* **Stated task 1**: Reproduce the forum post on baseball stats, model cards, and forecasting performance word for word.

━━ Selected excerpt

Baseball Stats, Model Cards, and Forecasting Performance

I just skim read: https://www.medrxiv.org/content/medrxiv/early/2026/02/18/2026.02.12.26346156.1.full.pdf

by @jack @mariatang @jonathon.mellor and others which uses a performance above replacement based approach to assess model contribution to an ensemble. They argue that this is justified by a functional ANOVA decomposition (I haven’t found more detail on this yet in the paper but I am reading the ref -_interested in hearing more).

There isn’t a justification in here for why this approach vs the model importance approach of @nickreich, Kim etc I wonder if it is the same justification as we have been following (i.e ensemble size confounding).

As a note I much prefer this being talked about as ensemble contribution vs model contribution as the latter just makes me think to what.

This is all very related to our proposal so perhaps there is an interest in having a chat about this a bit?

Will circle back when I have read it in more detail.

━━━━

* **Stated task 2**: Arrange as a Markdown table with the columns "Row" and "Entry" the part of the records that opens with the line containing "maximize-window-icon[interactable] bbox=[48, 4, 60, 16]" and closes with the line containing "sample-size-select[interactable]: Среднее 3", skipping blank lines.

━━ Working data

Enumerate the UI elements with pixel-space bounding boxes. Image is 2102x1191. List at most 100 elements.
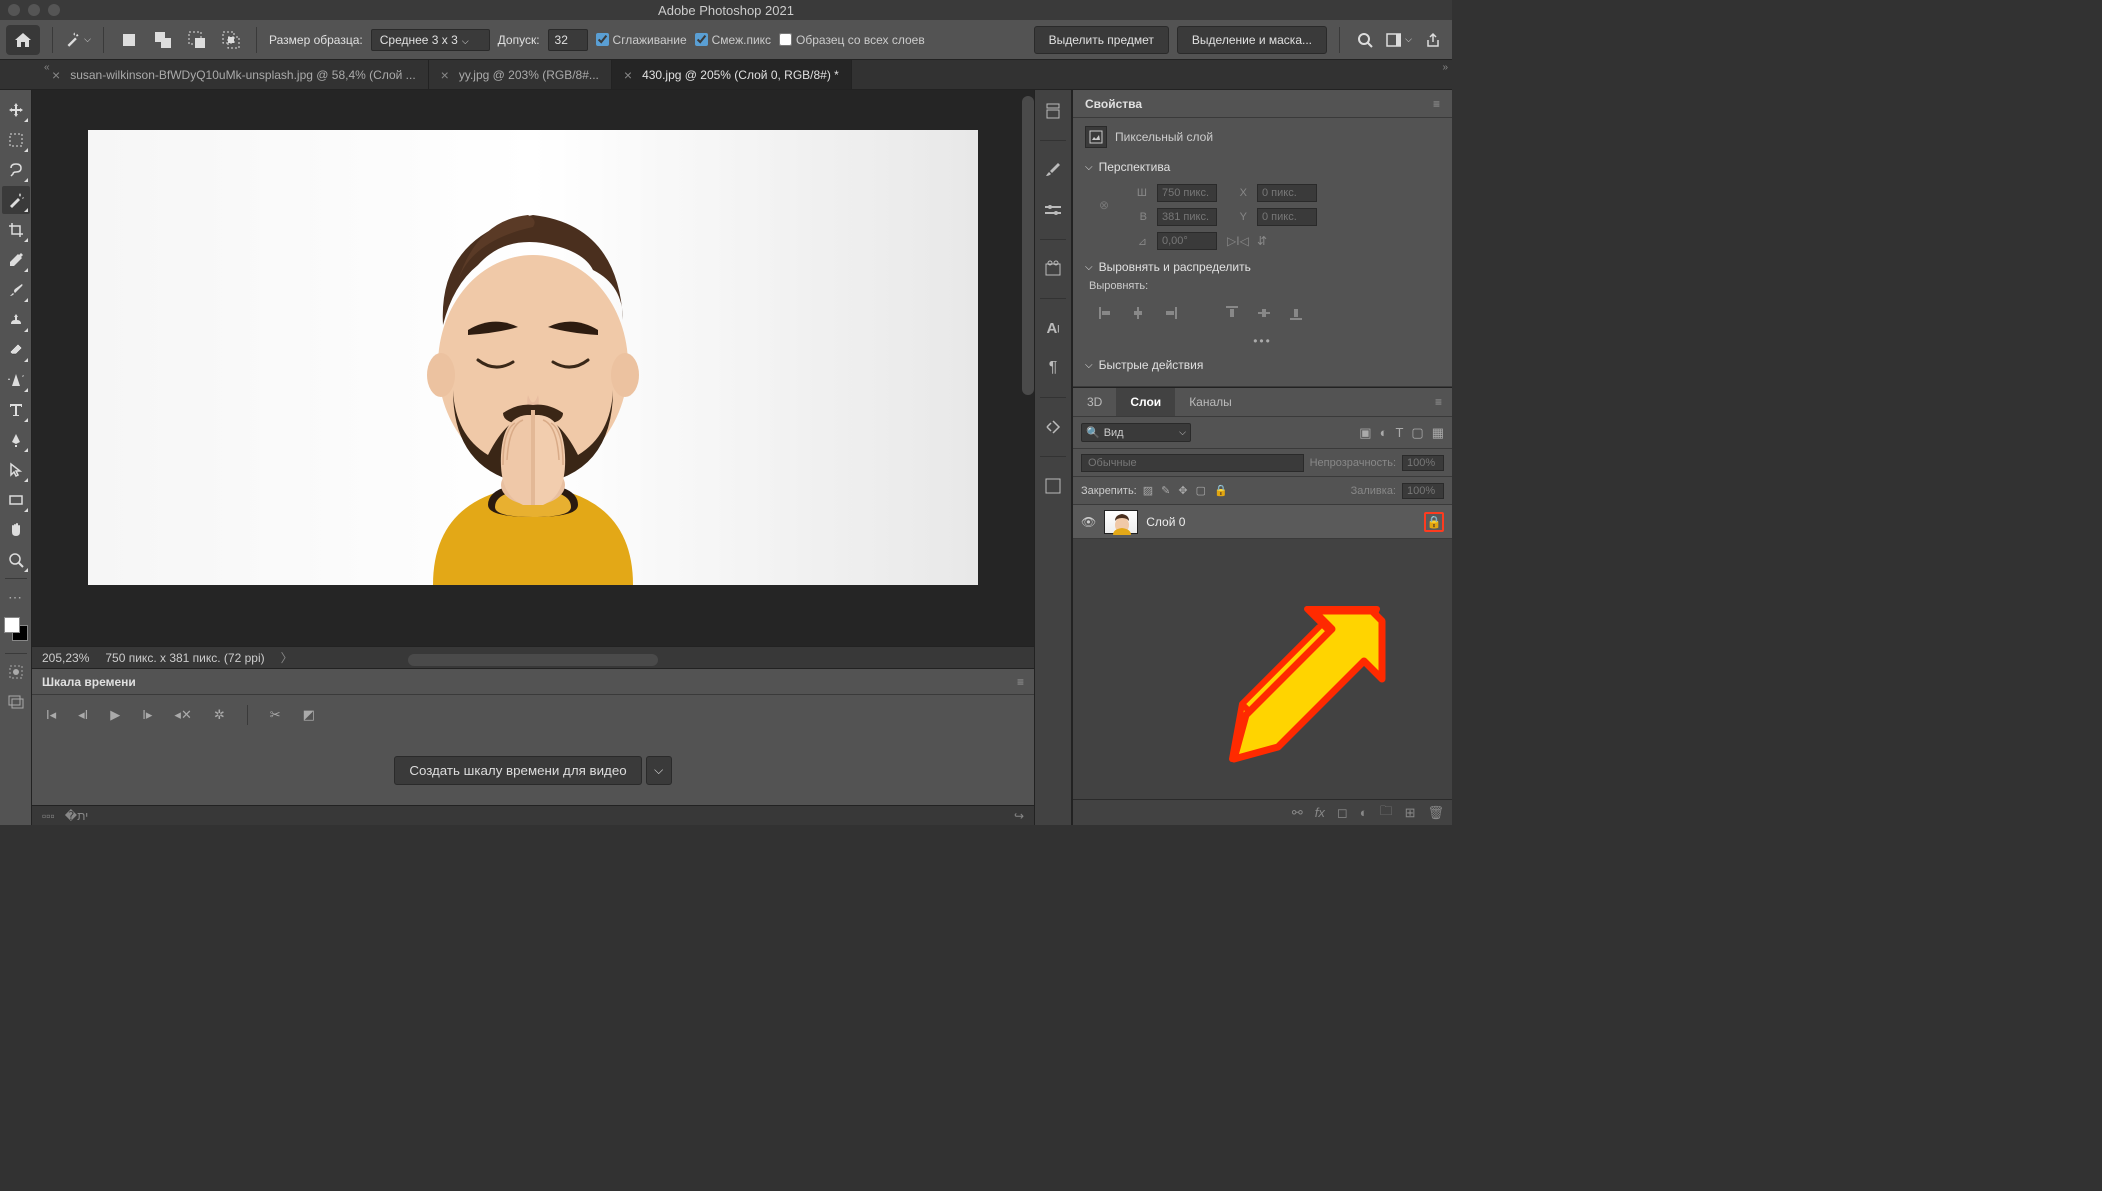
maximize-window-icon[interactable] bbox=[48, 4, 60, 16]
timeline-zoom-out-icon[interactable]: �ית bbox=[65, 809, 88, 823]
panel-menu-icon[interactable]: ≡ bbox=[1433, 97, 1440, 111]
align-left-icon[interactable] bbox=[1095, 302, 1117, 324]
sample-size-select[interactable]: Среднее 3 x 3⌵ bbox=[371, 29, 490, 51]
transition-icon[interactable]: ◩ bbox=[303, 707, 315, 723]
width-input[interactable] bbox=[1157, 184, 1217, 202]
marquee-tool[interactable] bbox=[2, 126, 30, 154]
properties-panel-title[interactable]: Свойства bbox=[1085, 97, 1142, 111]
align-bottom-icon[interactable] bbox=[1285, 302, 1307, 324]
home-button[interactable] bbox=[6, 25, 40, 55]
type-tool[interactable] bbox=[2, 396, 30, 424]
tab-layers[interactable]: Слои bbox=[1116, 388, 1175, 416]
create-video-timeline-button[interactable]: Создать шкалу времени для видео bbox=[394, 756, 641, 785]
delete-layer-icon[interactable]: 🗑 bbox=[1427, 805, 1444, 821]
lock-transparency-icon[interactable]: ▨ bbox=[1143, 484, 1153, 497]
filter-shape-icon[interactable]: ▢ bbox=[1411, 425, 1423, 441]
horizontal-scrollbar[interactable] bbox=[408, 654, 658, 666]
play-icon[interactable]: ▶ bbox=[110, 707, 120, 723]
align-right-icon[interactable] bbox=[1159, 302, 1181, 324]
opacity-input[interactable] bbox=[1402, 455, 1444, 471]
vertical-scrollbar[interactable] bbox=[1022, 96, 1034, 640]
tab-channels[interactable]: Каналы bbox=[1175, 388, 1246, 416]
new-group-icon[interactable]: 🗀 bbox=[1380, 802, 1393, 824]
flip-vertical-icon[interactable]: ⇵ bbox=[1257, 234, 1317, 248]
timeline-frame-mode-icon[interactable]: ▫▫▫ bbox=[42, 809, 55, 823]
split-clip-icon[interactable]: ✂ bbox=[270, 707, 281, 723]
filter-pixel-icon[interactable]: ▣ bbox=[1359, 425, 1371, 441]
layer-filter-select[interactable]: 🔍Вид⌵ bbox=[1081, 423, 1191, 442]
search-icon[interactable] bbox=[1352, 27, 1378, 53]
minimize-window-icon[interactable] bbox=[28, 4, 40, 16]
blend-mode-select[interactable]: Обычные bbox=[1081, 454, 1304, 472]
document-info[interactable]: 750 пикс. x 381 пикс. (72 ppi) bbox=[105, 651, 264, 665]
lock-all-icon[interactable]: 🔒 bbox=[1214, 484, 1228, 497]
align-center-h-icon[interactable] bbox=[1127, 302, 1149, 324]
contiguous-checkbox[interactable]: Смеж.пикс bbox=[695, 33, 771, 47]
selection-new-icon[interactable] bbox=[116, 27, 142, 53]
path-selection-tool[interactable] bbox=[2, 456, 30, 484]
selection-add-icon[interactable] bbox=[150, 27, 176, 53]
eraser-tool[interactable] bbox=[2, 336, 30, 364]
close-tab-icon[interactable]: × bbox=[52, 67, 60, 83]
layer-effects-icon[interactable]: fx bbox=[1315, 805, 1325, 820]
magic-wand-tool[interactable] bbox=[2, 186, 30, 214]
chevron-right-icon[interactable]: 〉 bbox=[281, 649, 293, 666]
height-input[interactable] bbox=[1157, 208, 1217, 226]
angle-input[interactable] bbox=[1157, 232, 1217, 250]
more-options-icon[interactable]: ••• bbox=[1085, 330, 1440, 352]
y-input[interactable] bbox=[1257, 208, 1317, 226]
link-layers-icon[interactable]: ⚯ bbox=[1292, 805, 1303, 821]
new-layer-icon[interactable]: ⊞ bbox=[1405, 805, 1416, 821]
panel-menu-icon[interactable]: ≡ bbox=[1435, 395, 1442, 409]
history-panel-icon[interactable] bbox=[1042, 100, 1064, 122]
zoom-level[interactable]: 205,23% bbox=[42, 651, 89, 665]
close-window-icon[interactable] bbox=[8, 4, 20, 16]
timeline-create-dropdown[interactable]: ⌵ bbox=[646, 756, 672, 785]
lock-artboard-icon[interactable]: ▢ bbox=[1196, 484, 1206, 497]
crop-tool[interactable] bbox=[2, 216, 30, 244]
x-input[interactable] bbox=[1257, 184, 1317, 202]
close-tab-icon[interactable]: × bbox=[441, 67, 449, 83]
eyedropper-tool[interactable] bbox=[2, 246, 30, 274]
pen-tool[interactable] bbox=[2, 426, 30, 454]
quick-actions-header[interactable]: Быстрые действия bbox=[1085, 352, 1440, 378]
brush-tool[interactable] bbox=[2, 276, 30, 304]
layer-name[interactable]: Слой 0 bbox=[1146, 515, 1185, 529]
screen-mode-icon[interactable] bbox=[2, 688, 30, 716]
selection-subtract-icon[interactable] bbox=[184, 27, 210, 53]
timeline-render-icon[interactable]: ↪ bbox=[1014, 809, 1024, 823]
next-frame-icon[interactable]: I▸ bbox=[142, 707, 152, 723]
go-to-first-frame-icon[interactable]: I◂ bbox=[46, 707, 56, 723]
selection-intersect-icon[interactable] bbox=[218, 27, 244, 53]
flip-horizontal-icon[interactable]: ▷I◁ bbox=[1227, 234, 1247, 248]
workspace-switcher-icon[interactable]: ⌵ bbox=[1386, 27, 1412, 53]
close-tab-icon[interactable]: × bbox=[624, 67, 632, 83]
align-center-v-icon[interactable] bbox=[1253, 302, 1275, 324]
quick-mask-icon[interactable] bbox=[2, 658, 30, 686]
transform-section-header[interactable]: Перспектива bbox=[1085, 154, 1440, 180]
zoom-tool[interactable] bbox=[2, 546, 30, 574]
paragraph-panel-icon[interactable]: ¶ bbox=[1042, 357, 1064, 379]
tab-3d[interactable]: 3D bbox=[1073, 388, 1116, 416]
document-tab-active[interactable]: ×430.jpg @ 205% (Слой 0, RGB/8#) * bbox=[612, 60, 852, 89]
document-tab[interactable]: ×susan-wilkinson-BfWDyQ10uMk-unsplash.jp… bbox=[40, 60, 429, 89]
tolerance-input[interactable] bbox=[548, 29, 588, 51]
brushes-panel-icon[interactable] bbox=[1042, 159, 1064, 181]
layer-item[interactable]: 👁 Слой 0 🔒 bbox=[1073, 505, 1452, 539]
magic-wand-tool-icon[interactable]: ⌵ bbox=[65, 27, 91, 53]
lock-position-icon[interactable]: ✥ bbox=[1178, 484, 1187, 497]
lasso-tool[interactable] bbox=[2, 156, 30, 184]
layer-mask-icon[interactable]: ◻ bbox=[1337, 805, 1348, 821]
select-subject-button[interactable]: Выделить предмет bbox=[1034, 26, 1169, 54]
libraries-panel-icon[interactable] bbox=[1042, 258, 1064, 280]
visibility-toggle-icon[interactable]: 👁 bbox=[1081, 515, 1096, 529]
previous-frame-icon[interactable]: ◂I bbox=[78, 707, 88, 723]
canvas-area[interactable] bbox=[32, 90, 1034, 646]
timeline-settings-icon[interactable]: ✲ bbox=[214, 707, 225, 723]
align-top-icon[interactable] bbox=[1221, 302, 1243, 324]
clone-stamp-tool[interactable] bbox=[2, 306, 30, 334]
character-panel-icon[interactable]: A| bbox=[1042, 317, 1064, 339]
expand-panels-left-icon[interactable]: « bbox=[44, 62, 50, 73]
layer-thumbnail[interactable] bbox=[1104, 510, 1138, 534]
anti-alias-checkbox[interactable]: Сглаживание bbox=[596, 33, 687, 47]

━━━━

* **Task response 1**:
Baseball Stats, Model Cards, and Forecasting Performance

I just skim read: https://www.medrxiv.org/content/medrxiv/early/2026/02/18/2026.02.12.26346156.1.full.pdf

by @jack @mariatang @jonathon.mellor and others which uses a performance above replacement based approach to assess model contribution to an ensemble. They argue that this is justified by a functional ANOVA decomposition (I haven’t found more detail on this yet in the paper but I am reading the ref -_interested in hearing more).

There isn’t a justification in here for why this approach vs the model importance approach of @nickreich, Kim etc I wonder if it is the same justification as we have been following (i.e ensemble size confounding).

As a note I much prefer this being talked about as ensemble contribution vs model contribution as the latter just makes me think to what.

This is all very related to our proposal so perhaps there is an interest in having a chat about this a bit?

Will circle back when I have read it in more detail.

* **Task response 2**:
| Row | Entry |
|---|---|
| 1 | maximize-window-icon[interactable] bbox=[48, 4, 60, 16] |
| 2 | timeline-zoom-out-icon[interactable]: �ית bbox=[65, 809, 88, 823] |
| 3 | panel-menu-icon[interactable]: ≡ bbox=[1433, 97, 1440, 111] |
| 4 | align-left-icon[interactable] bbox=[1095, 302, 1117, 324] |
| 5 | sample-size-select[interactable]: Среднее 3 x 3⌵ bbox=[371, 29, 490, 51] |